STATED TASK = Print all of the lines exactly. Any picture among them stays out.
--- START OF DATA EXTRACT ---
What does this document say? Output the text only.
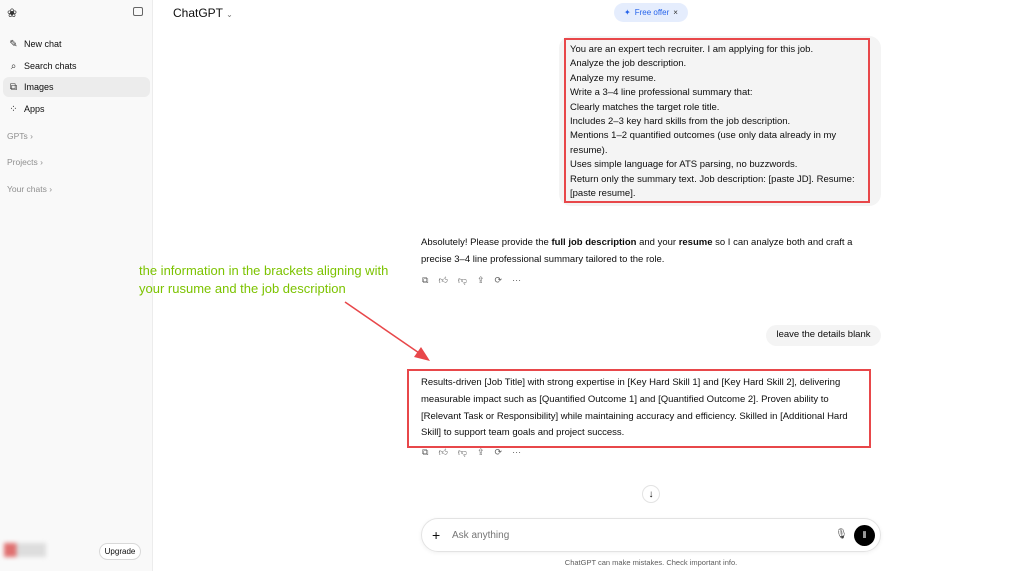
❀
✎ New chat
⌕ Search chats
⧉ Images
⁘ Apps
GPTs ›
Projects ›
Your chats ›
Upgrade
ChatGPT ⌄	✦ Free offer ×
You are an expert tech recruiter. I am applying for this job.
Analyze the job description.
Analyze my resume.
Write a 3–4 line professional summary that:
Clearly matches the target role title.
Includes 2–3 key hard skills from the job description.
Mentions 1–2 quantified outcomes (use only data already in my
resume).
Uses simple language for ATS parsing, no buzzwords.
Return only the summary text. Job description: [paste JD]. Resume:
[paste resume].
Absolutely! Please provide the full job description and your resume so I can analyze both and craft a precise 3–4 line professional summary tailored to the role.
⧉ 👍︎ 👎︎ ⇪ ⟳ ···
the information in the brackets aligning with
your rusume and the job description
leave the details blank
Results-driven [Job Title] with strong expertise in [Key Hard Skill 1] and [Key Hard Skill 2], delivering measurable impact such as [Quantified Outcome 1] and [Quantified Outcome 2]. Proven ability to [Relevant Task or Responsibility] while maintaining accuracy and efficiency. Skilled in [Additional Hard Skill] to support team goals and project success.
⧉ 👍︎ 👎︎ ⇪ ⟳ ···
↓
+
Ask anything	🎙︎	⫴
ChatGPT can make mistakes. Check important info.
--- END OF DATA EXTRACT ---
ANSWER TO THIS PROBLEM =
What does this document say? Output the text only.
❀
✎ New chat
⌕ Search chats
⧉ Images
⁘ Apps
GPTs ›
Projects ›
Your chats ›
Upgrade
ChatGPT ⌄	✦ Free offer ×
You are an expert tech recruiter. I am applying for this job.
Analyze the job description.
Analyze my resume.
Write a 3–4 line professional summary that:
Clearly matches the target role title.
Includes 2–3 key hard skills from the job description.
Mentions 1–2 quantified outcomes (use only data already in my
resume).
Uses simple language for ATS parsing, no buzzwords.
Return only the summary text. Job description: [paste JD]. Resume:
[paste resume].
Absolutely! Please provide the full job description and your resume so I can analyze both and craft a precise 3–4 line professional summary tailored to the role.
⧉ 👍︎ 👎︎ ⇪ ⟳ ···
the information in the brackets aligning with
your rusume and the job description
leave the details blank
Results-driven [Job Title] with strong expertise in [Key Hard Skill 1] and [Key Hard Skill 2], delivering measurable impact such as [Quantified Outcome 1] and [Quantified Outcome 2]. Proven ability to [Relevant Task or Responsibility] while maintaining accuracy and efficiency. Skilled in [Additional Hard Skill] to support team goals and project success.
⧉ 👍︎ 👎︎ ⇪ ⟳ ···
↓
+
Ask anything	🎙︎	⫴
ChatGPT can make mistakes. Check important info.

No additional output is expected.